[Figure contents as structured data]
<<<<

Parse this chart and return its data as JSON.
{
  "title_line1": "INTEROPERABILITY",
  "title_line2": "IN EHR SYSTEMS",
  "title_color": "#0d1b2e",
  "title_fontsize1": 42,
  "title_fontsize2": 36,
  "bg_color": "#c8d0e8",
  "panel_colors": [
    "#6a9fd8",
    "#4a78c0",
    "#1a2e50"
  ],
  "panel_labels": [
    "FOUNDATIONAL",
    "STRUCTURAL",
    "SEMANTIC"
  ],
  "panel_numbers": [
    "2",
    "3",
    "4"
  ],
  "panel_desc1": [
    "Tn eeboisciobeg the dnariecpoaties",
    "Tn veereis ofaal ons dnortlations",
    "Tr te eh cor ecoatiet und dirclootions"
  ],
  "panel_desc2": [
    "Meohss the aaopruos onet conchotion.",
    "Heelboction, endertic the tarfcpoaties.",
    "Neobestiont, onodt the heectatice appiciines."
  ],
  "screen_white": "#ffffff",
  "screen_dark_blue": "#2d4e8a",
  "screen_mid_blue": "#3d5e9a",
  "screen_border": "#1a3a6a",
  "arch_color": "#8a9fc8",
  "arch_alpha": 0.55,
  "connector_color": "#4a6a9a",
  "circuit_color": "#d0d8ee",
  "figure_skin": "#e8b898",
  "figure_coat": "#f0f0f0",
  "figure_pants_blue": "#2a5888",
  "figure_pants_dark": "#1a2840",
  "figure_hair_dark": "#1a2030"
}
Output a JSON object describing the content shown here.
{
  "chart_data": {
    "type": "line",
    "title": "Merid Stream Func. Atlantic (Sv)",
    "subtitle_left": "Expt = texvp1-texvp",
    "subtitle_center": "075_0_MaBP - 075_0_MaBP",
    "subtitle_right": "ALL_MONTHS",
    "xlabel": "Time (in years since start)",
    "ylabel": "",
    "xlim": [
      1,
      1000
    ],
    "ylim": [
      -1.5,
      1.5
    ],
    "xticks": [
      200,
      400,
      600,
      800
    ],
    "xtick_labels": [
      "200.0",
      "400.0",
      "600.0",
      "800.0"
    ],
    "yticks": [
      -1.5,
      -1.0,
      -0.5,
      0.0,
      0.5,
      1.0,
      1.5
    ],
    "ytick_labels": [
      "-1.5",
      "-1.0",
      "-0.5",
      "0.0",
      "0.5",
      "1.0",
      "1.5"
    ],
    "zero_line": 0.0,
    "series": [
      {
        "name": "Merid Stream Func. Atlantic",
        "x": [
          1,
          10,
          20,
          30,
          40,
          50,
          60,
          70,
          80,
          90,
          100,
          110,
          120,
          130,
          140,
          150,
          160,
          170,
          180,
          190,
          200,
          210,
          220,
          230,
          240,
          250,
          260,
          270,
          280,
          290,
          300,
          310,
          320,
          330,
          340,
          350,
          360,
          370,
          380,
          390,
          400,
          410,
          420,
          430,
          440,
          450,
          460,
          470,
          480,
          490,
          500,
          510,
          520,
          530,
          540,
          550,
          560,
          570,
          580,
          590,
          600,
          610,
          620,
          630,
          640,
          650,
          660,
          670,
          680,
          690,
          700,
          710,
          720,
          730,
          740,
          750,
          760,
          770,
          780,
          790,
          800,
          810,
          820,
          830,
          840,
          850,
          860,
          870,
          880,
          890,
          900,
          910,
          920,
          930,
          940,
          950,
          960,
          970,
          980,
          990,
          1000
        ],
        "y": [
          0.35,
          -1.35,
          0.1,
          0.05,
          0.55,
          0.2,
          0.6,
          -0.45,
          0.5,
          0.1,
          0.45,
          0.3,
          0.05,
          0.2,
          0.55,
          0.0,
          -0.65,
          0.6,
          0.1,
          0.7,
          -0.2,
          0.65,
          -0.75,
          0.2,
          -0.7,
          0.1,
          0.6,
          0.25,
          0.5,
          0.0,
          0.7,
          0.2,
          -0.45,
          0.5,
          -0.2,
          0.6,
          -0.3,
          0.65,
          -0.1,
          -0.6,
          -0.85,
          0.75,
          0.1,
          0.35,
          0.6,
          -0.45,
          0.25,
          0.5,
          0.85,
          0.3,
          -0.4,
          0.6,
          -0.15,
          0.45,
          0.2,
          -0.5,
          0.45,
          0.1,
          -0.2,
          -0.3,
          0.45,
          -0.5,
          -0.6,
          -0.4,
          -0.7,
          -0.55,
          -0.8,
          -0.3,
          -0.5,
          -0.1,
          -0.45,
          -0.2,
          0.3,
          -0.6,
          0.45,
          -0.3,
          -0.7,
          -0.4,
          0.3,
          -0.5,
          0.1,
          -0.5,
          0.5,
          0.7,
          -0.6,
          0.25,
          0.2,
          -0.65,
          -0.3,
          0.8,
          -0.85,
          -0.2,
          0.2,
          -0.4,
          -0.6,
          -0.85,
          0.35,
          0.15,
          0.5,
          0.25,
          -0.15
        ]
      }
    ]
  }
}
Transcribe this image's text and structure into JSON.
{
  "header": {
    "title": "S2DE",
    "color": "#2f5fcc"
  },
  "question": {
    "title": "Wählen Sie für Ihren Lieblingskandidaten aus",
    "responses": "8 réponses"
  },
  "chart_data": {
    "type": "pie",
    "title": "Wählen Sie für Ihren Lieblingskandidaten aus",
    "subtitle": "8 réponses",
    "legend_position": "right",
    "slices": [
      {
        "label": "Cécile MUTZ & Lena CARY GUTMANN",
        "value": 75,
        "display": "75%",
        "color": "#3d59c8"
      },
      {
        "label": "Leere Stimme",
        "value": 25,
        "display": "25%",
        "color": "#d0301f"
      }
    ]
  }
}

>>>>

Transcribe the data above in full, exactly.

Parse this chart and return its data as JSON.
{
  "title_line1": "INTEROPERABILITY",
  "title_line2": "IN EHR SYSTEMS",
  "title_color": "#0d1b2e",
  "title_fontsize1": 42,
  "title_fontsize2": 36,
  "bg_color": "#c8d0e8",
  "panel_colors": [
    "#6a9fd8",
    "#4a78c0",
    "#1a2e50"
  ],
  "panel_labels": [
    "FOUNDATIONAL",
    "STRUCTURAL",
    "SEMANTIC"
  ],
  "panel_numbers": [
    "2",
    "3",
    "4"
  ],
  "panel_desc1": [
    "Tn eeboisciobeg the dnariecpoaties",
    "Tn veereis ofaal ons dnortlations",
    "Tr te eh cor ecoatiet und dirclootions"
  ],
  "panel_desc2": [
    "Meohss the aaopruos onet conchotion.",
    "Heelboction, endertic the tarfcpoaties.",
    "Neobestiont, onodt the heectatice appiciines."
  ],
  "screen_white": "#ffffff",
  "screen_dark_blue": "#2d4e8a",
  "screen_mid_blue": "#3d5e9a",
  "screen_border": "#1a3a6a",
  "arch_color": "#8a9fc8",
  "arch_alpha": 0.55,
  "connector_color": "#4a6a9a",
  "circuit_color": "#d0d8ee",
  "figure_skin": "#e8b898",
  "figure_coat": "#f0f0f0",
  "figure_pants_blue": "#2a5888",
  "figure_pants_dark": "#1a2840",
  "figure_hair_dark": "#1a2030"
}
Output a JSON object describing the content shown here.
{
  "chart_data": {
    "type": "line",
    "title": "Merid Stream Func. Atlantic (Sv)",
    "subtitle_left": "Expt = texvp1-texvp",
    "subtitle_center": "075_0_MaBP - 075_0_MaBP",
    "subtitle_right": "ALL_MONTHS",
    "xlabel": "Time (in years since start)",
    "ylabel": "",
    "xlim": [
      1,
      1000
    ],
    "ylim": [
      -1.5,
      1.5
    ],
    "xticks": [
      200,
      400,
      600,
      800
    ],
    "xtick_labels": [
      "200.0",
      "400.0",
      "600.0",
      "800.0"
    ],
    "yticks": [
      -1.5,
      -1.0,
      -0.5,
      0.0,
      0.5,
      1.0,
      1.5
    ],
    "ytick_labels": [
      "-1.5",
      "-1.0",
      "-0.5",
      "0.0",
      "0.5",
      "1.0",
      "1.5"
    ],
    "zero_line": 0.0,
    "series": [
      {
        "name": "Merid Stream Func. Atlantic",
        "x": [
          1,
          10,
          20,
          30,
          40,
          50,
          60,
          70,
          80,
          90,
          100,
          110,
          120,
          130,
          140,
          150,
          160,
          170,
          180,
          190,
          200,
          210,
          220,
          230,
          240,
          250,
          260,
          270,
          280,
          290,
          300,
          310,
          320,
          330,
          340,
          350,
          360,
          370,
          380,
          390,
          400,
          410,
          420,
          430,
          440,
          450,
          460,
          470,
          480,
          490,
          500,
          510,
          520,
          530,
          540,
          550,
          560,
          570,
          580,
          590,
          600,
          610,
          620,
          630,
          640,
          650,
          660,
          670,
          680,
          690,
          700,
          710,
          720,
          730,
          740,
          750,
          760,
          770,
          780,
          790,
          800,
          810,
          820,
          830,
          840,
          850,
          860,
          870,
          880,
          890,
          900,
          910,
          920,
          930,
          940,
          950,
          960,
          970,
          980,
          990,
          1000
        ],
        "y": [
          0.35,
          -1.35,
          0.1,
          0.05,
          0.55,
          0.2,
          0.6,
          -0.45,
          0.5,
          0.1,
          0.45,
          0.3,
          0.05,
          0.2,
          0.55,
          0.0,
          -0.65,
          0.6,
          0.1,
          0.7,
          -0.2,
          0.65,
          -0.75,
          0.2,
          -0.7,
          0.1,
          0.6,
          0.25,
          0.5,
          0.0,
          0.7,
          0.2,
          -0.45,
          0.5,
          -0.2,
          0.6,
          -0.3,
          0.65,
          -0.1,
          -0.6,
          -0.85,
          0.75,
          0.1,
          0.35,
          0.6,
          -0.45,
          0.25,
          0.5,
          0.85,
          0.3,
          -0.4,
          0.6,
          -0.15,
          0.45,
          0.2,
          -0.5,
          0.45,
          0.1,
          -0.2,
          -0.3,
          0.45,
          -0.5,
          -0.6,
          -0.4,
          -0.7,
          -0.55,
          -0.8,
          -0.3,
          -0.5,
          -0.1,
          -0.45,
          -0.2,
          0.3,
          -0.6,
          0.45,
          -0.3,
          -0.7,
          -0.4,
          0.3,
          -0.5,
          0.1,
          -0.5,
          0.5,
          0.7,
          -0.6,
          0.25,
          0.2,
          -0.65,
          -0.3,
          0.8,
          -0.85,
          -0.2,
          0.2,
          -0.4,
          -0.6,
          -0.85,
          0.35,
          0.15,
          0.5,
          0.25,
          -0.15
        ]
      }
    ]
  }
}
Transcribe this image's text and structure into JSON.
{
  "header": {
    "title": "S2DE",
    "color": "#2f5fcc"
  },
  "question": {
    "title": "Wählen Sie für Ihren Lieblingskandidaten aus",
    "responses": "8 réponses"
  },
  "chart_data": {
    "type": "pie",
    "title": "Wählen Sie für Ihren Lieblingskandidaten aus",
    "subtitle": "8 réponses",
    "legend_position": "right",
    "slices": [
      {
        "label": "Cécile MUTZ & Lena CARY GUTMANN",
        "value": 75,
        "display": "75%",
        "color": "#3d59c8"
      },
      {
        "label": "Leere Stimme",
        "value": 25,
        "display": "25%",
        "color": "#d0301f"
      }
    ]
  }
}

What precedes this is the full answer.